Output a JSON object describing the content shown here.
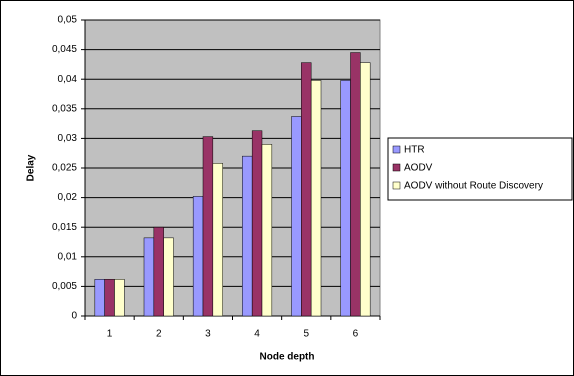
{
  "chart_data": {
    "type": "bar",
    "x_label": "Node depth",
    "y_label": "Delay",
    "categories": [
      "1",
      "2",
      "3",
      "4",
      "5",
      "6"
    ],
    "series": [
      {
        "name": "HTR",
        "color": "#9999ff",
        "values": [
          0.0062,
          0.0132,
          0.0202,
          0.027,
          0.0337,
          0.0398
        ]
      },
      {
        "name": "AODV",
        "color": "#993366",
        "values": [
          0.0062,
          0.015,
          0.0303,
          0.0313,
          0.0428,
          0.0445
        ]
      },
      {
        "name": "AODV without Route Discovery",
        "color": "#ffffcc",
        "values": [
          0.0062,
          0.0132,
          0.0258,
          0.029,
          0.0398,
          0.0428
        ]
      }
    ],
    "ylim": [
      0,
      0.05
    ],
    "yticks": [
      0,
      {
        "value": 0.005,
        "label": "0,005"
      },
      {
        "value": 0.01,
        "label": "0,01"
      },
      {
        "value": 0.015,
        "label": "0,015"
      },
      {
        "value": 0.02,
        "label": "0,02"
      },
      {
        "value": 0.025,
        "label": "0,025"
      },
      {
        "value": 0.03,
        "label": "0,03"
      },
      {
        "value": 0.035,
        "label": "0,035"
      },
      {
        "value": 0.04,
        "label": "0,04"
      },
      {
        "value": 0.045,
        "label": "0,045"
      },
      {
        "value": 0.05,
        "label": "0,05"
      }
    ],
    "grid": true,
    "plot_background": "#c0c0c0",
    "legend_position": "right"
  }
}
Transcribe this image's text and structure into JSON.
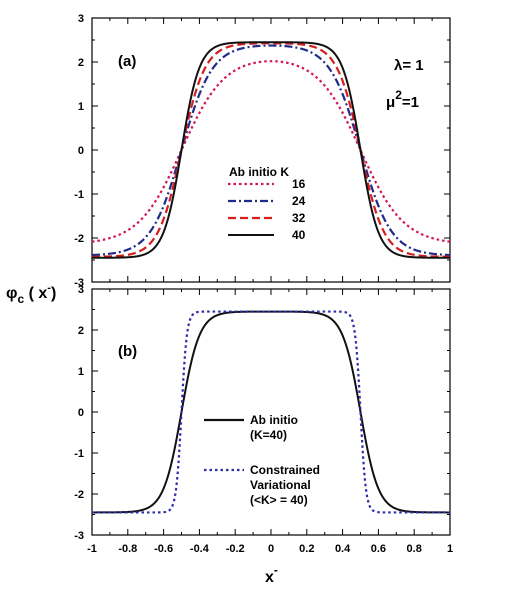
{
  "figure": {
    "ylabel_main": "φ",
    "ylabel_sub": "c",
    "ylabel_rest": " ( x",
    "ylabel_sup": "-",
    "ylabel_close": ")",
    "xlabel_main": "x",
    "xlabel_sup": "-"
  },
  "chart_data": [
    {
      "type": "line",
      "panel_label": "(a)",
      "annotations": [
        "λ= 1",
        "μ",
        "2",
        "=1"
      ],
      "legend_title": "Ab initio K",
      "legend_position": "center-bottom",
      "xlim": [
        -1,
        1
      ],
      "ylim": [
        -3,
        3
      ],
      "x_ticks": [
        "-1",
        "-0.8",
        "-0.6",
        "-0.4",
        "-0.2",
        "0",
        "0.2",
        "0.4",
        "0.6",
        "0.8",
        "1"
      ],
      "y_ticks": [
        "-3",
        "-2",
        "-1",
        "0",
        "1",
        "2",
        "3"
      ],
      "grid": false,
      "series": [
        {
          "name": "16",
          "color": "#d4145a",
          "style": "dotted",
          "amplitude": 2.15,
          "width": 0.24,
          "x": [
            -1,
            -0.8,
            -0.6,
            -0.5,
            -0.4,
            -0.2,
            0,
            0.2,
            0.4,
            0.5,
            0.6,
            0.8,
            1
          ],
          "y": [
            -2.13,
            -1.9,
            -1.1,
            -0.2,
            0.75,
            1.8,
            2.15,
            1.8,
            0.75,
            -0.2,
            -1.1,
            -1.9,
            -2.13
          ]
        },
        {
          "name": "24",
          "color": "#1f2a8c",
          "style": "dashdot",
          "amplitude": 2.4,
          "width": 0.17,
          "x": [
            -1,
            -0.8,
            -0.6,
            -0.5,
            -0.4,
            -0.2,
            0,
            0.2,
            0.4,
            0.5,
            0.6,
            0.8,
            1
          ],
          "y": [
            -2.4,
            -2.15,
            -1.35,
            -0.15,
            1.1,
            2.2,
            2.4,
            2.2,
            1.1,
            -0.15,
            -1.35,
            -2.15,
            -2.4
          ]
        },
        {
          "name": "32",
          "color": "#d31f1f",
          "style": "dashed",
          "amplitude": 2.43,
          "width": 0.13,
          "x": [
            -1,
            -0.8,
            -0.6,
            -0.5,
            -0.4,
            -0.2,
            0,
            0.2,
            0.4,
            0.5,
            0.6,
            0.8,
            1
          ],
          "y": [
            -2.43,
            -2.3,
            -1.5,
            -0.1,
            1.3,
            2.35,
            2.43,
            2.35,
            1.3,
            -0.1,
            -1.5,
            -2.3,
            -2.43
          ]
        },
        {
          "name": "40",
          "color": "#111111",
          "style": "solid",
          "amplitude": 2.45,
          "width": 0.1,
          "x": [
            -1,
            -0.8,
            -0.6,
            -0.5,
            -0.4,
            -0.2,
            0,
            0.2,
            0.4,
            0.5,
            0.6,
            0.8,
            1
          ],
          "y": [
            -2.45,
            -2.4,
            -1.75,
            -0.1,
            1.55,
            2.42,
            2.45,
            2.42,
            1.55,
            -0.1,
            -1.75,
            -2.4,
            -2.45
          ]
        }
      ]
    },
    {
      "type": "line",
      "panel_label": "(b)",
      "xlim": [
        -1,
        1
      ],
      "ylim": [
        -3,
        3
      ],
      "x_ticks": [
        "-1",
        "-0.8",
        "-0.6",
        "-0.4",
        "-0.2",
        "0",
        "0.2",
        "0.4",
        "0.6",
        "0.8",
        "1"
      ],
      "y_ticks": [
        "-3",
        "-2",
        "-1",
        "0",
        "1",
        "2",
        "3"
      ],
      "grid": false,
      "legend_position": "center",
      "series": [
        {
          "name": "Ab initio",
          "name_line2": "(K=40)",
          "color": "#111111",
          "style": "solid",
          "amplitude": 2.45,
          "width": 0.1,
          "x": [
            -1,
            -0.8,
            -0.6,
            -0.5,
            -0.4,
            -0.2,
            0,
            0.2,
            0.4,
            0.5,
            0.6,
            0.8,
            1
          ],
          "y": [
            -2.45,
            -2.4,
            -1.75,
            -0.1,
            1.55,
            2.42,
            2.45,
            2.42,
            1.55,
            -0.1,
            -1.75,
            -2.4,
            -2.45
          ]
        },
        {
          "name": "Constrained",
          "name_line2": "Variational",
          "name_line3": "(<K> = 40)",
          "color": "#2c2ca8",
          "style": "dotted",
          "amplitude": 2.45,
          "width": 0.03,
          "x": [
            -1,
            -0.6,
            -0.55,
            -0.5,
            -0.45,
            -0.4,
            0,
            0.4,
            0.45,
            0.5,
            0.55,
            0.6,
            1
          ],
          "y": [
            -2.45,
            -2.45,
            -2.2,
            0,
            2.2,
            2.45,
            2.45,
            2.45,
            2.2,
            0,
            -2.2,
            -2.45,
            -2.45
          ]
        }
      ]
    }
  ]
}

• Task to carry out:
Return to the listing above and set it down exactly, leaving out its pictures.

• Solution to this task:
Output a JSON object describing the content shown here.
{
  "chart_data": {
    "type": "bar",
    "x_label": "Node depth",
    "y_label": "Delay",
    "categories": [
      "1",
      "2",
      "3",
      "4",
      "5",
      "6"
    ],
    "series": [
      {
        "name": "HTR",
        "color": "#9999ff",
        "values": [
          0.0062,
          0.0132,
          0.0202,
          0.027,
          0.0337,
          0.0398
        ]
      },
      {
        "name": "AODV",
        "color": "#993366",
        "values": [
          0.0062,
          0.015,
          0.0303,
          0.0313,
          0.0428,
          0.0445
        ]
      },
      {
        "name": "AODV without Route Discovery",
        "color": "#ffffcc",
        "values": [
          0.0062,
          0.0132,
          0.0258,
          0.029,
          0.0398,
          0.0428
        ]
      }
    ],
    "ylim": [
      0,
      0.05
    ],
    "yticks": [
      0,
      {
        "value": 0.005,
        "label": "0,005"
      },
      {
        "value": 0.01,
        "label": "0,01"
      },
      {
        "value": 0.015,
        "label": "0,015"
      },
      {
        "value": 0.02,
        "label": "0,02"
      },
      {
        "value": 0.025,
        "label": "0,025"
      },
      {
        "value": 0.03,
        "label": "0,03"
      },
      {
        "value": 0.035,
        "label": "0,035"
      },
      {
        "value": 0.04,
        "label": "0,04"
      },
      {
        "value": 0.045,
        "label": "0,045"
      },
      {
        "value": 0.05,
        "label": "0,05"
      }
    ],
    "grid": true,
    "plot_background": "#c0c0c0",
    "legend_position": "right"
  }
}
Transcribe this image's text and structure into JSON.
{
  "figure": {
    "ylabel_main": "φ",
    "ylabel_sub": "c",
    "ylabel_rest": " ( x",
    "ylabel_sup": "-",
    "ylabel_close": ")",
    "xlabel_main": "x",
    "xlabel_sup": "-"
  },
  "chart_data": [
    {
      "type": "line",
      "panel_label": "(a)",
      "annotations": [
        "λ= 1",
        "μ",
        "2",
        "=1"
      ],
      "legend_title": "Ab initio K",
      "legend_position": "center-bottom",
      "xlim": [
        -1,
        1
      ],
      "ylim": [
        -3,
        3
      ],
      "x_ticks": [
        "-1",
        "-0.8",
        "-0.6",
        "-0.4",
        "-0.2",
        "0",
        "0.2",
        "0.4",
        "0.6",
        "0.8",
        "1"
      ],
      "y_ticks": [
        "-3",
        "-2",
        "-1",
        "0",
        "1",
        "2",
        "3"
      ],
      "grid": false,
      "series": [
        {
          "name": "16",
          "color": "#d4145a",
          "style": "dotted",
          "amplitude": 2.15,
          "width": 0.24,
          "x": [
            -1,
            -0.8,
            -0.6,
            -0.5,
            -0.4,
            -0.2,
            0,
            0.2,
            0.4,
            0.5,
            0.6,
            0.8,
            1
          ],
          "y": [
            -2.13,
            -1.9,
            -1.1,
            -0.2,
            0.75,
            1.8,
            2.15,
            1.8,
            0.75,
            -0.2,
            -1.1,
            -1.9,
            -2.13
          ]
        },
        {
          "name": "24",
          "color": "#1f2a8c",
          "style": "dashdot",
          "amplitude": 2.4,
          "width": 0.17,
          "x": [
            -1,
            -0.8,
            -0.6,
            -0.5,
            -0.4,
            -0.2,
            0,
            0.2,
            0.4,
            0.5,
            0.6,
            0.8,
            1
          ],
          "y": [
            -2.4,
            -2.15,
            -1.35,
            -0.15,
            1.1,
            2.2,
            2.4,
            2.2,
            1.1,
            -0.15,
            -1.35,
            -2.15,
            -2.4
          ]
        },
        {
          "name": "32",
          "color": "#d31f1f",
          "style": "dashed",
          "amplitude": 2.43,
          "width": 0.13,
          "x": [
            -1,
            -0.8,
            -0.6,
            -0.5,
            -0.4,
            -0.2,
            0,
            0.2,
            0.4,
            0.5,
            0.6,
            0.8,
            1
          ],
          "y": [
            -2.43,
            -2.3,
            -1.5,
            -0.1,
            1.3,
            2.35,
            2.43,
            2.35,
            1.3,
            -0.1,
            -1.5,
            -2.3,
            -2.43
          ]
        },
        {
          "name": "40",
          "color": "#111111",
          "style": "solid",
          "amplitude": 2.45,
          "width": 0.1,
          "x": [
            -1,
            -0.8,
            -0.6,
            -0.5,
            -0.4,
            -0.2,
            0,
            0.2,
            0.4,
            0.5,
            0.6,
            0.8,
            1
          ],
          "y": [
            -2.45,
            -2.4,
            -1.75,
            -0.1,
            1.55,
            2.42,
            2.45,
            2.42,
            1.55,
            -0.1,
            -1.75,
            -2.4,
            -2.45
          ]
        }
      ]
    },
    {
      "type": "line",
      "panel_label": "(b)",
      "xlim": [
        -1,
        1
      ],
      "ylim": [
        -3,
        3
      ],
      "x_ticks": [
        "-1",
        "-0.8",
        "-0.6",
        "-0.4",
        "-0.2",
        "0",
        "0.2",
        "0.4",
        "0.6",
        "0.8",
        "1"
      ],
      "y_ticks": [
        "-3",
        "-2",
        "-1",
        "0",
        "1",
        "2",
        "3"
      ],
      "grid": false,
      "legend_position": "center",
      "series": [
        {
          "name": "Ab initio",
          "name_line2": "(K=40)",
          "color": "#111111",
          "style": "solid",
          "amplitude": 2.45,
          "width": 0.1,
          "x": [
            -1,
            -0.8,
            -0.6,
            -0.5,
            -0.4,
            -0.2,
            0,
            0.2,
            0.4,
            0.5,
            0.6,
            0.8,
            1
          ],
          "y": [
            -2.45,
            -2.4,
            -1.75,
            -0.1,
            1.55,
            2.42,
            2.45,
            2.42,
            1.55,
            -0.1,
            -1.75,
            -2.4,
            -2.45
          ]
        },
        {
          "name": "Constrained",
          "name_line2": "Variational",
          "name_line3": "(<K> = 40)",
          "color": "#2c2ca8",
          "style": "dotted",
          "amplitude": 2.45,
          "width": 0.03,
          "x": [
            -1,
            -0.6,
            -0.55,
            -0.5,
            -0.45,
            -0.4,
            0,
            0.4,
            0.45,
            0.5,
            0.55,
            0.6,
            1
          ],
          "y": [
            -2.45,
            -2.45,
            -2.2,
            0,
            2.2,
            2.45,
            2.45,
            2.45,
            2.2,
            0,
            -2.2,
            -2.45,
            -2.45
          ]
        }
      ]
    }
  ]
}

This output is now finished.